• **AIM OF THE EXERCISE**:
All of the data must be printed exactly; please include every line.

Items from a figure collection
---+---
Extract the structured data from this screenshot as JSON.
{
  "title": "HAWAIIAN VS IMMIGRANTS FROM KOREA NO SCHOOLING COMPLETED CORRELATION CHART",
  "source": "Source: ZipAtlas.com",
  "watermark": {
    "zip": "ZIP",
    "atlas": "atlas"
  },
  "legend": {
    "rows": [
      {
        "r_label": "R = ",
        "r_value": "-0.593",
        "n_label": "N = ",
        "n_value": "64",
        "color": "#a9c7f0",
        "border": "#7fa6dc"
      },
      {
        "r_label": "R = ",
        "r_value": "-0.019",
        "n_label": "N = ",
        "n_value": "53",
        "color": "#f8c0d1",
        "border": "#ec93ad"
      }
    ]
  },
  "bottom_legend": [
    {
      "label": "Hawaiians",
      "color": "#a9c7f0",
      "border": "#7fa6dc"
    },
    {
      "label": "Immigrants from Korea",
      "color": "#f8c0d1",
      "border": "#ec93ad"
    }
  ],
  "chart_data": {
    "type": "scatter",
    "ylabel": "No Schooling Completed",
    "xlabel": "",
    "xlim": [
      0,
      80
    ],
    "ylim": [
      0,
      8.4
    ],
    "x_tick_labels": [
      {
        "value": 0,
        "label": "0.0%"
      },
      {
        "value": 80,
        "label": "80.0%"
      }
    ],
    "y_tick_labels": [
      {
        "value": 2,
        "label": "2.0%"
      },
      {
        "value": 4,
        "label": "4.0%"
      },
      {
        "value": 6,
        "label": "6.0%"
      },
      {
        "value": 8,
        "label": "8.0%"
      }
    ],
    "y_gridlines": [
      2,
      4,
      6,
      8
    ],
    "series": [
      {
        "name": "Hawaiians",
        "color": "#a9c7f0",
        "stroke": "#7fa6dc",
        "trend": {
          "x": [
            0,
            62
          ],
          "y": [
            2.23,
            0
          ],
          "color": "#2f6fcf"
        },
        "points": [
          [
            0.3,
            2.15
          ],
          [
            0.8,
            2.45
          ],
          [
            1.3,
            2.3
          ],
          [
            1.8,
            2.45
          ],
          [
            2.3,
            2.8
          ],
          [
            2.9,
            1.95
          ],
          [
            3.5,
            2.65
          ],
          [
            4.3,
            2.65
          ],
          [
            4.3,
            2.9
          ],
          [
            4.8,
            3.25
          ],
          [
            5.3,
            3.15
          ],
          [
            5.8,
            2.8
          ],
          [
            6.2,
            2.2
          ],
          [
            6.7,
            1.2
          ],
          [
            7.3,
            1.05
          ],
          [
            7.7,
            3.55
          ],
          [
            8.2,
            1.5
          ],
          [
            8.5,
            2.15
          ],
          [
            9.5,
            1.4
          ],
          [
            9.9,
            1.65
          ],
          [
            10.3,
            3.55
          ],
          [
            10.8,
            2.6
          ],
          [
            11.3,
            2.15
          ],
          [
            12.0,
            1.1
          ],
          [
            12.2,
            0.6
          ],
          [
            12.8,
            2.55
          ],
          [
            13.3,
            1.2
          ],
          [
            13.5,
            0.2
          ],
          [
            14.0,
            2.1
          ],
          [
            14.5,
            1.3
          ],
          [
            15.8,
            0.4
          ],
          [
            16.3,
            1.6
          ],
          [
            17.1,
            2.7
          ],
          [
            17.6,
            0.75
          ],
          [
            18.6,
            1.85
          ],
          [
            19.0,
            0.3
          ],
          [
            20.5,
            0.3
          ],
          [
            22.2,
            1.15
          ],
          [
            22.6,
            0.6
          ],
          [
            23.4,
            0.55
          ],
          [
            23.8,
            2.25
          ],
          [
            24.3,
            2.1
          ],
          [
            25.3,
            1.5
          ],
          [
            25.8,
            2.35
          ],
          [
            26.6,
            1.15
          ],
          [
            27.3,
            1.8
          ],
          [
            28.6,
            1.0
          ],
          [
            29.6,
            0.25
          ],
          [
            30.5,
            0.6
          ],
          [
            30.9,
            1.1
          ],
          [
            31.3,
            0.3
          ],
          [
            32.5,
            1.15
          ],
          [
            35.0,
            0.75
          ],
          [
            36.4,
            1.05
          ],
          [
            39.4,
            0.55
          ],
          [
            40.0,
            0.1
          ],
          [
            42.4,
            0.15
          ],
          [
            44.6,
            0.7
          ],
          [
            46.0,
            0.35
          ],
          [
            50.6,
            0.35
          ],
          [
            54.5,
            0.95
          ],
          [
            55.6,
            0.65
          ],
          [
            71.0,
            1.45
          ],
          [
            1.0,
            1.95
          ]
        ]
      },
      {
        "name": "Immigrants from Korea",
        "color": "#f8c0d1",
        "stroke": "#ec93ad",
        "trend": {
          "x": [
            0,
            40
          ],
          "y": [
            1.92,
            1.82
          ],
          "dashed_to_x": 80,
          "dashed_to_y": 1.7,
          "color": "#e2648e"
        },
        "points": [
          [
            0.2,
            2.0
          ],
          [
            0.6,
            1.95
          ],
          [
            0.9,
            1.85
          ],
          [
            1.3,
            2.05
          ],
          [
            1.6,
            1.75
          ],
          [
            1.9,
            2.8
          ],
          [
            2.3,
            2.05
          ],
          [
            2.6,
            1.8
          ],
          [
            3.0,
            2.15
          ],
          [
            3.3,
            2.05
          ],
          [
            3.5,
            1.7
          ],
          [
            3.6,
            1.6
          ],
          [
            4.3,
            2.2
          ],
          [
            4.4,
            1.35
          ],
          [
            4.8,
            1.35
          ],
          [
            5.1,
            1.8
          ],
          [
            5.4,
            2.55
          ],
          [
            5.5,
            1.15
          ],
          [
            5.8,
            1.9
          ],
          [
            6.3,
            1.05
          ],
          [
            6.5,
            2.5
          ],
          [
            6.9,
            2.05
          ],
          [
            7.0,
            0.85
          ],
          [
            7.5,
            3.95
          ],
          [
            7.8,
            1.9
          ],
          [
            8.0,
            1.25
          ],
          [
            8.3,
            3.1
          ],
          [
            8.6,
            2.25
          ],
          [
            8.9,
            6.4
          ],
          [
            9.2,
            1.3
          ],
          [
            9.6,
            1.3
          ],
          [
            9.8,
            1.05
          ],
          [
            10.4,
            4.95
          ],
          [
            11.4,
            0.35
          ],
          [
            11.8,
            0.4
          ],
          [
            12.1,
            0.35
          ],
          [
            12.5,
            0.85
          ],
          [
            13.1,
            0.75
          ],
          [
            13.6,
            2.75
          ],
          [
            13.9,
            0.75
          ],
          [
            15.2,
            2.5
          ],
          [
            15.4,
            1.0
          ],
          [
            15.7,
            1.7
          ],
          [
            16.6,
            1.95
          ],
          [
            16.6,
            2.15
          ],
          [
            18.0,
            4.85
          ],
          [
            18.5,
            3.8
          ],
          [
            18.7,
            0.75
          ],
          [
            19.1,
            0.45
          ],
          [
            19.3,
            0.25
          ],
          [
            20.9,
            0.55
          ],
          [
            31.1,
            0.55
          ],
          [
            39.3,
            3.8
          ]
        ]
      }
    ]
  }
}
---+---
• **RESULT BELOW**:
Extract the structured data from this screenshot as JSON.
{
  "title": "HAWAIIAN VS IMMIGRANTS FROM KOREA NO SCHOOLING COMPLETED CORRELATION CHART",
  "source": "Source: ZipAtlas.com",
  "watermark": {
    "zip": "ZIP",
    "atlas": "atlas"
  },
  "legend": {
    "rows": [
      {
        "r_label": "R = ",
        "r_value": "-0.593",
        "n_label": "N = ",
        "n_value": "64",
        "color": "#a9c7f0",
        "border": "#7fa6dc"
      },
      {
        "r_label": "R = ",
        "r_value": "-0.019",
        "n_label": "N = ",
        "n_value": "53",
        "color": "#f8c0d1",
        "border": "#ec93ad"
      }
    ]
  },
  "bottom_legend": [
    {
      "label": "Hawaiians",
      "color": "#a9c7f0",
      "border": "#7fa6dc"
    },
    {
      "label": "Immigrants from Korea",
      "color": "#f8c0d1",
      "border": "#ec93ad"
    }
  ],
  "chart_data": {
    "type": "scatter",
    "ylabel": "No Schooling Completed",
    "xlabel": "",
    "xlim": [
      0,
      80
    ],
    "ylim": [
      0,
      8.4
    ],
    "x_tick_labels": [
      {
        "value": 0,
        "label": "0.0%"
      },
      {
        "value": 80,
        "label": "80.0%"
      }
    ],
    "y_tick_labels": [
      {
        "value": 2,
        "label": "2.0%"
      },
      {
        "value": 4,
        "label": "4.0%"
      },
      {
        "value": 6,
        "label": "6.0%"
      },
      {
        "value": 8,
        "label": "8.0%"
      }
    ],
    "y_gridlines": [
      2,
      4,
      6,
      8
    ],
    "series": [
      {
        "name": "Hawaiians",
        "color": "#a9c7f0",
        "stroke": "#7fa6dc",
        "trend": {
          "x": [
            0,
            62
          ],
          "y": [
            2.23,
            0
          ],
          "color": "#2f6fcf"
        },
        "points": [
          [
            0.3,
            2.15
          ],
          [
            0.8,
            2.45
          ],
          [
            1.3,
            2.3
          ],
          [
            1.8,
            2.45
          ],
          [
            2.3,
            2.8
          ],
          [
            2.9,
            1.95
          ],
          [
            3.5,
            2.65
          ],
          [
            4.3,
            2.65
          ],
          [
            4.3,
            2.9
          ],
          [
            4.8,
            3.25
          ],
          [
            5.3,
            3.15
          ],
          [
            5.8,
            2.8
          ],
          [
            6.2,
            2.2
          ],
          [
            6.7,
            1.2
          ],
          [
            7.3,
            1.05
          ],
          [
            7.7,
            3.55
          ],
          [
            8.2,
            1.5
          ],
          [
            8.5,
            2.15
          ],
          [
            9.5,
            1.4
          ],
          [
            9.9,
            1.65
          ],
          [
            10.3,
            3.55
          ],
          [
            10.8,
            2.6
          ],
          [
            11.3,
            2.15
          ],
          [
            12.0,
            1.1
          ],
          [
            12.2,
            0.6
          ],
          [
            12.8,
            2.55
          ],
          [
            13.3,
            1.2
          ],
          [
            13.5,
            0.2
          ],
          [
            14.0,
            2.1
          ],
          [
            14.5,
            1.3
          ],
          [
            15.8,
            0.4
          ],
          [
            16.3,
            1.6
          ],
          [
            17.1,
            2.7
          ],
          [
            17.6,
            0.75
          ],
          [
            18.6,
            1.85
          ],
          [
            19.0,
            0.3
          ],
          [
            20.5,
            0.3
          ],
          [
            22.2,
            1.15
          ],
          [
            22.6,
            0.6
          ],
          [
            23.4,
            0.55
          ],
          [
            23.8,
            2.25
          ],
          [
            24.3,
            2.1
          ],
          [
            25.3,
            1.5
          ],
          [
            25.8,
            2.35
          ],
          [
            26.6,
            1.15
          ],
          [
            27.3,
            1.8
          ],
          [
            28.6,
            1.0
          ],
          [
            29.6,
            0.25
          ],
          [
            30.5,
            0.6
          ],
          [
            30.9,
            1.1
          ],
          [
            31.3,
            0.3
          ],
          [
            32.5,
            1.15
          ],
          [
            35.0,
            0.75
          ],
          [
            36.4,
            1.05
          ],
          [
            39.4,
            0.55
          ],
          [
            40.0,
            0.1
          ],
          [
            42.4,
            0.15
          ],
          [
            44.6,
            0.7
          ],
          [
            46.0,
            0.35
          ],
          [
            50.6,
            0.35
          ],
          [
            54.5,
            0.95
          ],
          [
            55.6,
            0.65
          ],
          [
            71.0,
            1.45
          ],
          [
            1.0,
            1.95
          ]
        ]
      },
      {
        "name": "Immigrants from Korea",
        "color": "#f8c0d1",
        "stroke": "#ec93ad",
        "trend": {
          "x": [
            0,
            40
          ],
          "y": [
            1.92,
            1.82
          ],
          "dashed_to_x": 80,
          "dashed_to_y": 1.7,
          "color": "#e2648e"
        },
        "points": [
          [
            0.2,
            2.0
          ],
          [
            0.6,
            1.95
          ],
          [
            0.9,
            1.85
          ],
          [
            1.3,
            2.05
          ],
          [
            1.6,
            1.75
          ],
          [
            1.9,
            2.8
          ],
          [
            2.3,
            2.05
          ],
          [
            2.6,
            1.8
          ],
          [
            3.0,
            2.15
          ],
          [
            3.3,
            2.05
          ],
          [
            3.5,
            1.7
          ],
          [
            3.6,
            1.6
          ],
          [
            4.3,
            2.2
          ],
          [
            4.4,
            1.35
          ],
          [
            4.8,
            1.35
          ],
          [
            5.1,
            1.8
          ],
          [
            5.4,
            2.55
          ],
          [
            5.5,
            1.15
          ],
          [
            5.8,
            1.9
          ],
          [
            6.3,
            1.05
          ],
          [
            6.5,
            2.5
          ],
          [
            6.9,
            2.05
          ],
          [
            7.0,
            0.85
          ],
          [
            7.5,
            3.95
          ],
          [
            7.8,
            1.9
          ],
          [
            8.0,
            1.25
          ],
          [
            8.3,
            3.1
          ],
          [
            8.6,
            2.25
          ],
          [
            8.9,
            6.4
          ],
          [
            9.2,
            1.3
          ],
          [
            9.6,
            1.3
          ],
          [
            9.8,
            1.05
          ],
          [
            10.4,
            4.95
          ],
          [
            11.4,
            0.35
          ],
          [
            11.8,
            0.4
          ],
          [
            12.1,
            0.35
          ],
          [
            12.5,
            0.85
          ],
          [
            13.1,
            0.75
          ],
          [
            13.6,
            2.75
          ],
          [
            13.9,
            0.75
          ],
          [
            15.2,
            2.5
          ],
          [
            15.4,
            1.0
          ],
          [
            15.7,
            1.7
          ],
          [
            16.6,
            1.95
          ],
          [
            16.6,
            2.15
          ],
          [
            18.0,
            4.85
          ],
          [
            18.5,
            3.8
          ],
          [
            18.7,
            0.75
          ],
          [
            19.1,
            0.45
          ],
          [
            19.3,
            0.25
          ],
          [
            20.9,
            0.55
          ],
          [
            31.1,
            0.55
          ],
          [
            39.3,
            3.8
          ]
        ]
      }
    ]
  }
}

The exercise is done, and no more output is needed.